GIVEN PROBLEM
Please copy every line of the records below that holds the word "from".

┄┄┄┄┄┄┄┄┄┄┄┄┄┄┄┄┄┄┄┄

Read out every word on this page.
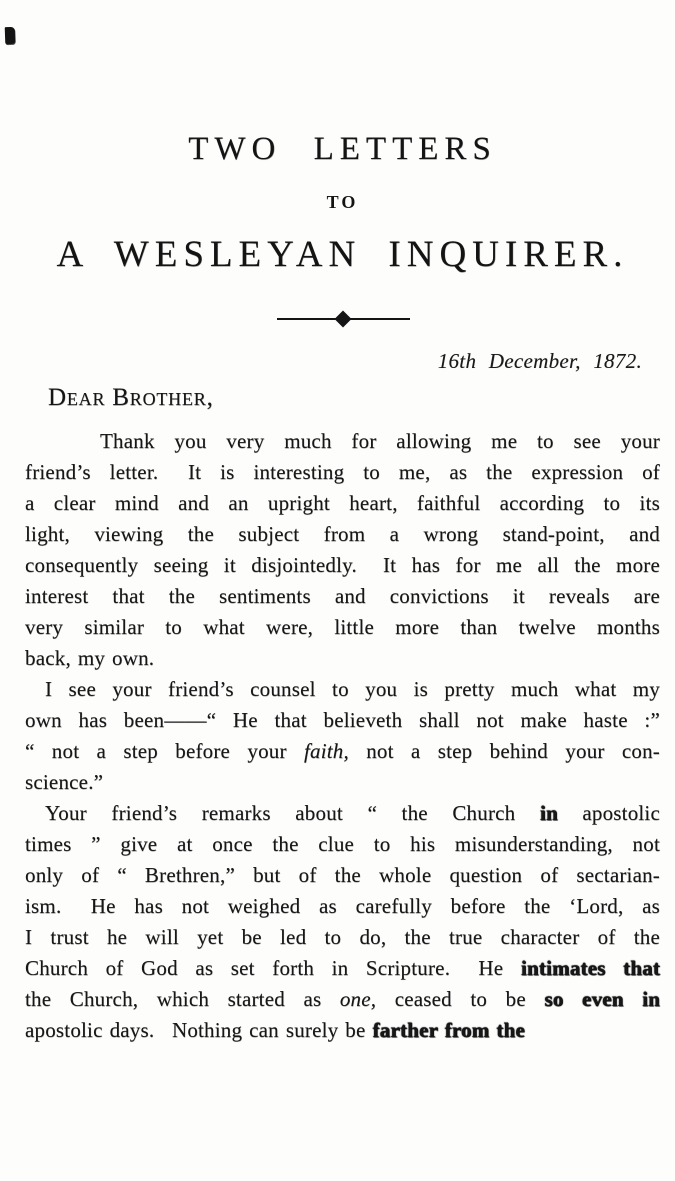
TWO LETTERS
TO
A WESLEYAN INQUIRER.
16th December, 1872.
Dear Brother,
Thank you very much for allowing me to see your
friend’s letter.  It is interesting to me, as the expression of
a clear mind and an upright heart, faithful according to its
light, viewing the subject from a wrong stand-point, and
consequently seeing it disjointedly.  It has for me all the more
interest that the sentiments and convictions it reveals are
very similar to what were, little more than twelve months
back, my own.
I see your friend’s counsel to you is pretty much what my
own has been——“ He that believeth shall not make haste :”
“ not a step before your faith, not a step behind your con-
science.”
Your friend’s remarks about “ the Church in apostolic
times ” give at once the clue to his misunderstanding, not
only of “ Brethren,” but of the whole question of sectarian-
ism.  He has not weighed as carefully before the ‘Lord, as
I trust he will yet be led to do, the true character of the
Church of God as set forth in Scripture.  He intimates that
the Church, which started as one, ceased to be so even in
apostolic days.  Nothing can surely be farther from the
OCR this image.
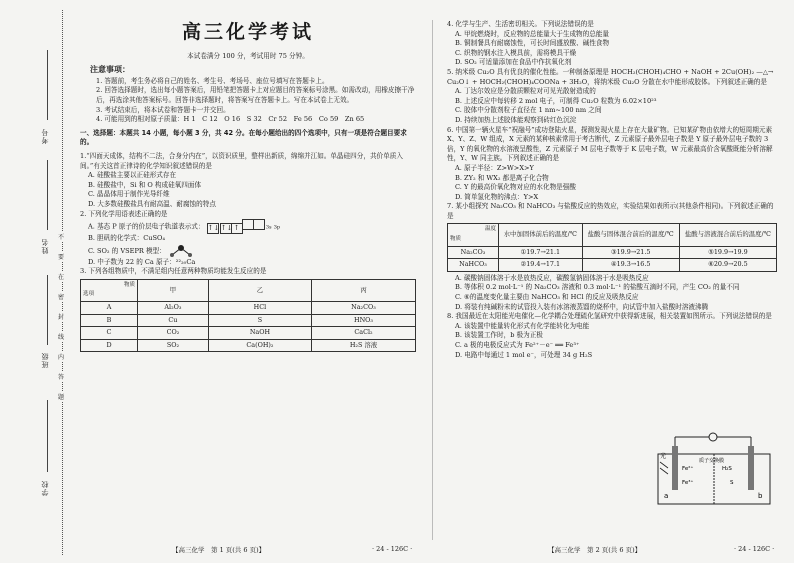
考号
姓名
班级
学校
不
要
在
密
封
线
内
答
题
高三化学考试

本试卷满分 100 分，考试用时 75 分钟。

注意事项：

1. 答题前，考生务必将自己的姓名、考生号、考场号、座位号填写在答题卡上。

2. 回答选择题时，选出每小题答案后，用铅笔把答题卡上对应题目的答案标号涂黑。如需改动，用橡皮擦干净后，再选涂其他答案标号。回答非选择题时，将答案写在答题卡上。写在本试卷上无效。

3. 考试结束后，将本试卷和答题卡一并交回。

4. 可能用到的相对原子质量：H 1　C 12　O 16　S 32　Cr 52　Fe 56　Co 59　Zn 65

一、选择题：本题共 14 小题，每小题 3 分，共 42 分。在每小题给出的四个选项中，只有一项是符合题目要求的。

1.“四面天成体，结构不二法，合身分内在”，以资识质里，整样出新质，绵绵并江如。单晶硅四分，共价单质入间。”有关这首正律诗的化学知识叙述错误的是

A. 硅酸盐主要以正硅形式存在

B. 硅酸盐中，Si 和 O 构成硅氧四面体

C. 晶晶体用于制作光导纤维

D. 大多数硅酸盐具有耐高温、耐腐蚀的特点

2. 下列化学用语表述正确的是

A. 基态 P 原子的价层电子轨道表示式： ↑↓ ↑↓↑	3s 3p

B. 胆矾的化学式：CuSO₄

C. SO₂ 的 VSEPR 模型：

D. 中子数为 22 的 Ca 原子：²²₂₀Ca

3. 下列各组物质中，不满足组内任意两种物质均能发生反应的是

物质
选项	甲	乙	丙
A	Al₂O₃	HCl	Na₂CO₃
B	Cu	S	HNO₃
C	CO₂	NaOH	CaCl₂
D	SO₂	Ca(OH)₂	H₂S 溶液
【高三化学　第 1 页(共 6 页)】	· 24 - 126C ·

4. 化学与生产、生活密切相关。下列说法错误的是

A. 甲烷燃烧时，反应物的总能量大于生成物的总能量

B. 铜制餐具有耐腐蚀性，可长时间盛放酸、碱性食物

C. 织物的钢水注入模具前，需将模具干燥

D. SO₂ 可适量添加在食品中作抗氧化剂

5. 纳米级 Cu₂O 具有优良的催化性能。一种制备原理是 HOCH₂(CHOH)₄CHO + NaOH + 2Cu(OH)₂ —△→ Cu₂O↓ + HOCH₂(CHOH)₄COONa + 3H₂O，将纳米级 Cu₂O 分散在水中能形成胶体。下列叙述正确的是

A. 丁达尔效应是分散质颗粒对可见光散射造成的

B. 上述反应中每转移 2 mol 电子，可制得 Cu₂O 粒数为 6.02×10²³

C. 胶体中分散剂粒子直径在 1 nm~100 nm 之间

D. 持续加热上述胶体能观察到砖红色沉淀

6. 中国第一辆火星车“祝融号”成功登陆火星，探测发现火星上存在大量矿物。已知某矿物由依增大的短周期元素 X、Y、Z、W 组成，X 元素的某种核素常用于考古断代，Z 元素原子最外层电子数是 Y 原子最外层电子数的 3 倍，Y 的氧化物的水溶液呈酸性，Z 元素原子 M 层电子数等于 K 层电子数，W 元素最高价含氧酸既能分析溶解性，Y、W 同主族。下列叙述正确的是

A. 原子半径：Z>W>X>Y

B. ZY₂ 和 WX₂ 都是离子化合物

C. Y 的最高价氧化物对应的水化物是强酸

D. 简单氢化物的沸点：Y>X

7. 某小组探究 Na₂CO₃ 和 NaHCO₃ 与盐酸反应的热效应，实验结果如表所示(其他条件相同)。下列叙述正确的是

温度
物质	水中加固体前后的温度/℃	盐酸与固体混合前后的温度/℃	盐酸与溶液混合前后的温度/℃
Na₂CO₃	①19.7→21.1	③19.9→21.5	⑤19.9→19.9
NaHCO₃	②19.4→17.1	④19.3→16.5	⑥20.9→20.5

A. 碳酸钠固体溶于水是放热反应，碳酸氢钠固体溶于水是吸热反应

B. 等体积 0.2 mol·L⁻¹ 的 Na₂CO₃ 溶液和 0.3 mol·L⁻¹ 的盐酸互滴时不同，产生 CO₂ 的量不同

C. ⑥的温度变化量主要由 NaHCO₃ 和 HCl 的反应及吸热反应

D. 将装有纯碱粉末的试管投入装有冰溶液蒸馏的烧杯中，向试管中加入盐酸时溶液沸腾

8. 我国最近在太阳能光电催化—化学耦合处理硫化氢研究中获得新进展，相关装置如图所示。下列说法错误的是

A. 该装置中能量转化形式有化学能转化为电能

B. 该装置工作时，b 极为正极

C. a 极的电极反应式为 Fe²⁺－e⁻ ══ Fe³⁺

D. 电路中每通过 1 mol e⁻，可处理 34 g H₂S

光
a	b
Fe²⁺
Fe³⁺
H₂S
S
质子交换膜
【高三化学　第 2 页(共 6 页)】	· 24 - 126C ·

┄┄┄┄┄┄┄┄┄┄┄┄┄┄┄┄┄┄┄┄

REPLY
light, viewing the subject from a wrong stand-point, and
apostolic days.  Nothing can surely be farther from the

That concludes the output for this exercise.